-- Written problem --
Report every line from the material that contains the word "count".

-- Extracted information --
◆ ◆ ◆

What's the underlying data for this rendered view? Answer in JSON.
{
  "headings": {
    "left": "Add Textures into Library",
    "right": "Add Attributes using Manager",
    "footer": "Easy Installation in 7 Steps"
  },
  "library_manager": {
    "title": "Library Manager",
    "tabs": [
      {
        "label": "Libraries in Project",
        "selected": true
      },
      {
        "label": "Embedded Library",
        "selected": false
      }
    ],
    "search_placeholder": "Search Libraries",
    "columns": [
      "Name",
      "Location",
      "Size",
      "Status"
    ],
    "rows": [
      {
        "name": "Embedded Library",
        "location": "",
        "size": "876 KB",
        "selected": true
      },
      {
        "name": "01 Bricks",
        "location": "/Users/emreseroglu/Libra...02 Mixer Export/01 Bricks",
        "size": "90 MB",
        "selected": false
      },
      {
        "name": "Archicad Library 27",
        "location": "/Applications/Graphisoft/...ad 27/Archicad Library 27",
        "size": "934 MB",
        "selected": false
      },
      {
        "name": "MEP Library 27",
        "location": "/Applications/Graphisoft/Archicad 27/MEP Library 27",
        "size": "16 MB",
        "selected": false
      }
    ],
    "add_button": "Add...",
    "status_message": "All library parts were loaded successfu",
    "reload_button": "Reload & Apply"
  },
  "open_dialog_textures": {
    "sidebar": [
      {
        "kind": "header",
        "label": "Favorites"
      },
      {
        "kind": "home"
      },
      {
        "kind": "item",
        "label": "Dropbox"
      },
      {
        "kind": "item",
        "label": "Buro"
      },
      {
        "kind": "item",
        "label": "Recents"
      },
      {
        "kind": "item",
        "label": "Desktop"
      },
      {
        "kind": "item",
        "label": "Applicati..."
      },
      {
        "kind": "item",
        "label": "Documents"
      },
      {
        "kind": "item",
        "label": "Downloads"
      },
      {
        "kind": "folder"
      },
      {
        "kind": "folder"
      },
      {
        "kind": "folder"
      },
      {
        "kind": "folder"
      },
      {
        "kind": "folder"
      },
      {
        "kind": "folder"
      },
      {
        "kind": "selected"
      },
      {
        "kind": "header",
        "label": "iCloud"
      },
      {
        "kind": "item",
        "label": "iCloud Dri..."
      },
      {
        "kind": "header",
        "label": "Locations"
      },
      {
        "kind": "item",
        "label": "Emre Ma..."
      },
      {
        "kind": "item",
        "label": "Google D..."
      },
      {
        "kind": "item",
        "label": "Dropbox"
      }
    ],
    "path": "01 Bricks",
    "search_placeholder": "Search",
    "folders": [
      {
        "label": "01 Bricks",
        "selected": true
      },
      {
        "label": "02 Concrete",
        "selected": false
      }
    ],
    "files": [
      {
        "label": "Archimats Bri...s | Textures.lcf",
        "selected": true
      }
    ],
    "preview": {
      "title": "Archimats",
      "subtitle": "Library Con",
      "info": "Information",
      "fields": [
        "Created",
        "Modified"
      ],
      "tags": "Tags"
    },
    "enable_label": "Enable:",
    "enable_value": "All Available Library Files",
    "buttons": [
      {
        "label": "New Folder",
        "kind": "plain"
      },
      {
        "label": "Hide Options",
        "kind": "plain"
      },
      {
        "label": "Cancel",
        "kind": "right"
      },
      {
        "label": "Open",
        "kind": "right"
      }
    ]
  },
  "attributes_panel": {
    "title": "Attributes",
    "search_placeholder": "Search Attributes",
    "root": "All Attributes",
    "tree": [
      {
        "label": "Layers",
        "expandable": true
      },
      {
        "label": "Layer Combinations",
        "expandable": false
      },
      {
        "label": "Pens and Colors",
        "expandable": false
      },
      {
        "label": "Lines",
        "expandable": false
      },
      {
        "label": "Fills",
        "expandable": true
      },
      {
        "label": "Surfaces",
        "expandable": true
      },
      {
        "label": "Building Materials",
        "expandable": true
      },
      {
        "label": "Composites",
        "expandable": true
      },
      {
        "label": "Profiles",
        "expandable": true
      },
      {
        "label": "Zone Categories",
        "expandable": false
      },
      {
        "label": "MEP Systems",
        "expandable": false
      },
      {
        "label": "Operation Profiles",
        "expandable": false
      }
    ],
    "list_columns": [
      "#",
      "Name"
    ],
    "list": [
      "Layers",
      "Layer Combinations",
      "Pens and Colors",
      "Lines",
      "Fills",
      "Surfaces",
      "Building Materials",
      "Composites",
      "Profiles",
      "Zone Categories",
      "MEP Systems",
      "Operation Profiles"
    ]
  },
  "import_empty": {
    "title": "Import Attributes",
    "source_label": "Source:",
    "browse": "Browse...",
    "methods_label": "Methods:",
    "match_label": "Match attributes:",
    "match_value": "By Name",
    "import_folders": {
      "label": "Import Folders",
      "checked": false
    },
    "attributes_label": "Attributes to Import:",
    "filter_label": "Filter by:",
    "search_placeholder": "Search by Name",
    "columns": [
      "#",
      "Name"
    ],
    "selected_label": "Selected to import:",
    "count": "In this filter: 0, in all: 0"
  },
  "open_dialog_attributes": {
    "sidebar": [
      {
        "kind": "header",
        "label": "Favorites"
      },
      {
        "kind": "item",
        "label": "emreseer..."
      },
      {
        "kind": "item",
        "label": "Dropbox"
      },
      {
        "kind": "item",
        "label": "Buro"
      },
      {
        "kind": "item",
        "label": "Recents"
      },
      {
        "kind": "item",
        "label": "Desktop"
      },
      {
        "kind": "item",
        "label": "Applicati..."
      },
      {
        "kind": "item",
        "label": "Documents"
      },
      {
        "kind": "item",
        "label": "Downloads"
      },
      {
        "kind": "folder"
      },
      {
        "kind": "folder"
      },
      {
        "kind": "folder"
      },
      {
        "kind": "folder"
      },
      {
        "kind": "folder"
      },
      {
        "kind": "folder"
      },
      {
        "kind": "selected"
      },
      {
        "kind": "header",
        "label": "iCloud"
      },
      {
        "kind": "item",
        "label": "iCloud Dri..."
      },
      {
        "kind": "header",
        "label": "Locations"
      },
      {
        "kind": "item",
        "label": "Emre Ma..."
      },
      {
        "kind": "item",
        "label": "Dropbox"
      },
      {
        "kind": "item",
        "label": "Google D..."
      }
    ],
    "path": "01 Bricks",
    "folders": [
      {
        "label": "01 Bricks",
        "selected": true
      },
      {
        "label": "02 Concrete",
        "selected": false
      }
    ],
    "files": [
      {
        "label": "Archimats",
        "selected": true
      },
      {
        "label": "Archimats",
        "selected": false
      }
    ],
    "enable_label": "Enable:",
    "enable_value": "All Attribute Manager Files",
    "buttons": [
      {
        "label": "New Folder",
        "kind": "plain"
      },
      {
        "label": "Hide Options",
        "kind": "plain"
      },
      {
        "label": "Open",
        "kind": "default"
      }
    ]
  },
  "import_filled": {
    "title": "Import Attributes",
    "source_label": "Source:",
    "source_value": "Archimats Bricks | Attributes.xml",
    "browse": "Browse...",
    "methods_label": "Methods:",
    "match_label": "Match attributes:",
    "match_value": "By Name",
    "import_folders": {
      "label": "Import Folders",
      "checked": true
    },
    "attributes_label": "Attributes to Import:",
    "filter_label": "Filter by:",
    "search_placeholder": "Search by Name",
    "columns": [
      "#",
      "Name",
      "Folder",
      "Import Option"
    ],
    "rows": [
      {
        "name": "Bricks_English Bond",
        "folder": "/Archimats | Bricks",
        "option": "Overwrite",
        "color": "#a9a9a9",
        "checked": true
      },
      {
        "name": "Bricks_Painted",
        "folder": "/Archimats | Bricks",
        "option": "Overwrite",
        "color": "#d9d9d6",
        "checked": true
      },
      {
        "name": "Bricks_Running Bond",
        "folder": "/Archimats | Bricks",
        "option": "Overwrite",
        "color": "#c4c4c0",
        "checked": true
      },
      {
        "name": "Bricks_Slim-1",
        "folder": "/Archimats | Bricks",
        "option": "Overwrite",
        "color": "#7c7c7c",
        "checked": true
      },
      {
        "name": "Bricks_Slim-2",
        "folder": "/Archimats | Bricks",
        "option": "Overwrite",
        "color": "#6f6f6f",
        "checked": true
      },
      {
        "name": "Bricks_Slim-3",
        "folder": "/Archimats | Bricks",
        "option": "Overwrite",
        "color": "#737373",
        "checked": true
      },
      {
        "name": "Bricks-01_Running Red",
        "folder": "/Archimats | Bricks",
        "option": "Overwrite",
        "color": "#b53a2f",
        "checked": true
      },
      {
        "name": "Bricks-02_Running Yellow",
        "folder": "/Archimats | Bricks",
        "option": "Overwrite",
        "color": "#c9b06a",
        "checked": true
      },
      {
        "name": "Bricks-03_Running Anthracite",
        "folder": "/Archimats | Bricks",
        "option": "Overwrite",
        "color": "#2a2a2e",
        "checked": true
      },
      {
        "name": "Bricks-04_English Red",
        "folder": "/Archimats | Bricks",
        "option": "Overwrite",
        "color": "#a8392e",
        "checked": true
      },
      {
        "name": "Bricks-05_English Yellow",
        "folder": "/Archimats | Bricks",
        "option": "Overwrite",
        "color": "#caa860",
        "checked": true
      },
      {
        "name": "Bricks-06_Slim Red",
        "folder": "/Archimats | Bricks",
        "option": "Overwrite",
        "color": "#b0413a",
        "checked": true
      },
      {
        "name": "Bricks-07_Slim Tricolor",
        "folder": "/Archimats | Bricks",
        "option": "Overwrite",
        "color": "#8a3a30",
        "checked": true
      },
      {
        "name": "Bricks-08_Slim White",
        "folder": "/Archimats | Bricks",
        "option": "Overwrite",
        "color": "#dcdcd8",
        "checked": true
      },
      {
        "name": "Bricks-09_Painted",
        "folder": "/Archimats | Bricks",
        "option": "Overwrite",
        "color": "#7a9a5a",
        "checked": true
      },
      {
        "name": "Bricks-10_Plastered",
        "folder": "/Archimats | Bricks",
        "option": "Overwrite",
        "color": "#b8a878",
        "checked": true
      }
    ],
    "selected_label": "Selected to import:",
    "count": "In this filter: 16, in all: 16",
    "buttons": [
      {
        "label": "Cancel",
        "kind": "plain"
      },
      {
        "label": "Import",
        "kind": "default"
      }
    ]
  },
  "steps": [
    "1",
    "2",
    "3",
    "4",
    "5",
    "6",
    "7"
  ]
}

◆ ◆ ◆

-- Solution to the exercise --
    "count": "In this filter: 0, in all: 0"
    "count": "In this filter: 16, in all: 16",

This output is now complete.